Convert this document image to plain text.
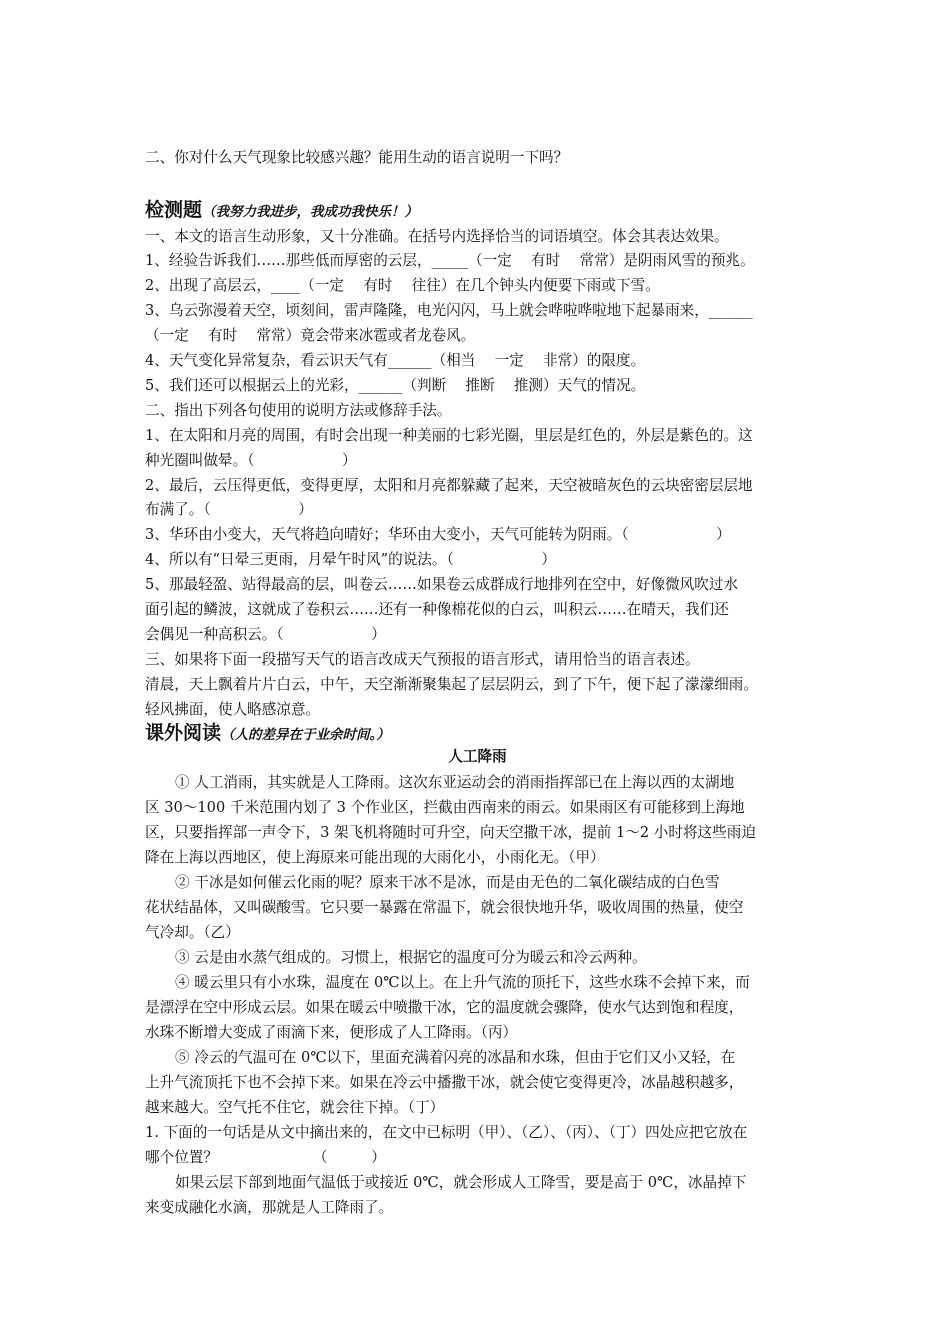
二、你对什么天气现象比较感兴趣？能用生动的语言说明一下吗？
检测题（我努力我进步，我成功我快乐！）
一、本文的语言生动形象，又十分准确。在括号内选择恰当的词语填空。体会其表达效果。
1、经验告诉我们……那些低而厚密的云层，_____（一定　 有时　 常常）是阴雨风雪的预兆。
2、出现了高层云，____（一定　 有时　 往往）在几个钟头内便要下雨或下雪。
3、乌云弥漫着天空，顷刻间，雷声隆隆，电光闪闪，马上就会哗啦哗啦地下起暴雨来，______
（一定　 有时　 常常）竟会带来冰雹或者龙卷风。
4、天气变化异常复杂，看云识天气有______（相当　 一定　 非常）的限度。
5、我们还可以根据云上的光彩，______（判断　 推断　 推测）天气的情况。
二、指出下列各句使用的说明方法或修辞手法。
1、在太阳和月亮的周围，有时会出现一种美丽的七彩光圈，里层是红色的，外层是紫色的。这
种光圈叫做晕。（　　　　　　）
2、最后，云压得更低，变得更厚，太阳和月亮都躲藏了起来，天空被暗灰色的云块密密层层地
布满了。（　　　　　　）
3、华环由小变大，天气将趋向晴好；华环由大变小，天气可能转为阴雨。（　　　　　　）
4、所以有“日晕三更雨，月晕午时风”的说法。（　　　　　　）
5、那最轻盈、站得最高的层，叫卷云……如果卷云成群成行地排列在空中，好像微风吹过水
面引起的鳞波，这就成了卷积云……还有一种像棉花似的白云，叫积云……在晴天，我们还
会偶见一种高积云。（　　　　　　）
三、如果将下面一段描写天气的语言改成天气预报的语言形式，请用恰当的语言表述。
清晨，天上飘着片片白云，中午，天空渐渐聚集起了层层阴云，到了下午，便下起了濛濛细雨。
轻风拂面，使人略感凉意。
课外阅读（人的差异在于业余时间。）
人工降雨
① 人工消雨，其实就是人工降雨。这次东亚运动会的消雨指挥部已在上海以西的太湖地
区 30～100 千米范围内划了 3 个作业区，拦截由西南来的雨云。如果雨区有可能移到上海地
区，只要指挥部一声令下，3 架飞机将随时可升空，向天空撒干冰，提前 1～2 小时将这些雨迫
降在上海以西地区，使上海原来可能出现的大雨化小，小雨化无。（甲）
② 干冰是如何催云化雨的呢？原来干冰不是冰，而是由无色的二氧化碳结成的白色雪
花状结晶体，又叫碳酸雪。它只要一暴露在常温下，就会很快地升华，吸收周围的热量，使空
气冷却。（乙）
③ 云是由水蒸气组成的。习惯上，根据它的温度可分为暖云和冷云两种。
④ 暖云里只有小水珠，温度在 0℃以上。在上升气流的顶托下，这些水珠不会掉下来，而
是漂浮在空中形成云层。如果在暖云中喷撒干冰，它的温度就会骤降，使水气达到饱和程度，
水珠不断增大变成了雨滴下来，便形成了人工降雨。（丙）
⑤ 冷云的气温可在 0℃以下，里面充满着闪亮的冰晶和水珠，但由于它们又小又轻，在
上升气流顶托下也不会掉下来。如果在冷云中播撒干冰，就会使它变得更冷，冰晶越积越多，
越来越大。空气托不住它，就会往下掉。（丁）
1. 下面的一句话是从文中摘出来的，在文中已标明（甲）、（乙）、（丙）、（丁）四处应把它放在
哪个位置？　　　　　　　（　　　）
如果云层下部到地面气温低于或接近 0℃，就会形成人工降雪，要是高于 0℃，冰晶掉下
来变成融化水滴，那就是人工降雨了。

* * *

Repeat the material above verbatim, with no pictures in the output.

Convert this document image to plain text.
二、你对什么天气现象比较感兴趣？能用生动的语言说明一下吗？
检测题（我努力我进步，我成功我快乐！）
一、本文的语言生动形象，又十分准确。在括号内选择恰当的词语填空。体会其表达效果。
1、经验告诉我们……那些低而厚密的云层，_____（一定　 有时　 常常）是阴雨风雪的预兆。
2、出现了高层云，____（一定　 有时　 往往）在几个钟头内便要下雨或下雪。
3、乌云弥漫着天空，顷刻间，雷声隆隆，电光闪闪，马上就会哗啦哗啦地下起暴雨来，______
（一定　 有时　 常常）竟会带来冰雹或者龙卷风。
4、天气变化异常复杂，看云识天气有______（相当　 一定　 非常）的限度。
5、我们还可以根据云上的光彩，______（判断　 推断　 推测）天气的情况。
二、指出下列各句使用的说明方法或修辞手法。
1、在太阳和月亮的周围，有时会出现一种美丽的七彩光圈，里层是红色的，外层是紫色的。这
种光圈叫做晕。（　　　　　　）
2、最后，云压得更低，变得更厚，太阳和月亮都躲藏了起来，天空被暗灰色的云块密密层层地
布满了。（　　　　　　）
3、华环由小变大，天气将趋向晴好；华环由大变小，天气可能转为阴雨。（　　　　　　）
4、所以有“日晕三更雨，月晕午时风”的说法。（　　　　　　）
5、那最轻盈、站得最高的层，叫卷云……如果卷云成群成行地排列在空中，好像微风吹过水
面引起的鳞波，这就成了卷积云……还有一种像棉花似的白云，叫积云……在晴天，我们还
会偶见一种高积云。（　　　　　　）
三、如果将下面一段描写天气的语言改成天气预报的语言形式，请用恰当的语言表述。
清晨，天上飘着片片白云，中午，天空渐渐聚集起了层层阴云，到了下午，便下起了濛濛细雨。
轻风拂面，使人略感凉意。
课外阅读（人的差异在于业余时间。）
人工降雨
① 人工消雨，其实就是人工降雨。这次东亚运动会的消雨指挥部已在上海以西的太湖地
区 30～100 千米范围内划了 3 个作业区，拦截由西南来的雨云。如果雨区有可能移到上海地
区，只要指挥部一声令下，3 架飞机将随时可升空，向天空撒干冰，提前 1～2 小时将这些雨迫
降在上海以西地区，使上海原来可能出现的大雨化小，小雨化无。（甲）
② 干冰是如何催云化雨的呢？原来干冰不是冰，而是由无色的二氧化碳结成的白色雪
花状结晶体，又叫碳酸雪。它只要一暴露在常温下，就会很快地升华，吸收周围的热量，使空
气冷却。（乙）
③ 云是由水蒸气组成的。习惯上，根据它的温度可分为暖云和冷云两种。
④ 暖云里只有小水珠，温度在 0℃以上。在上升气流的顶托下，这些水珠不会掉下来，而
是漂浮在空中形成云层。如果在暖云中喷撒干冰，它的温度就会骤降，使水气达到饱和程度，
水珠不断增大变成了雨滴下来，便形成了人工降雨。（丙）
⑤ 冷云的气温可在 0℃以下，里面充满着闪亮的冰晶和水珠，但由于它们又小又轻，在
上升气流顶托下也不会掉下来。如果在冷云中播撒干冰，就会使它变得更冷，冰晶越积越多，
越来越大。空气托不住它，就会往下掉。（丁）
1. 下面的一句话是从文中摘出来的，在文中已标明（甲）、（乙）、（丙）、（丁）四处应把它放在
哪个位置？　　　　　　　（　　　）
如果云层下部到地面气温低于或接近 0℃，就会形成人工降雪，要是高于 0℃，冰晶掉下
来变成融化水滴，那就是人工降雨了。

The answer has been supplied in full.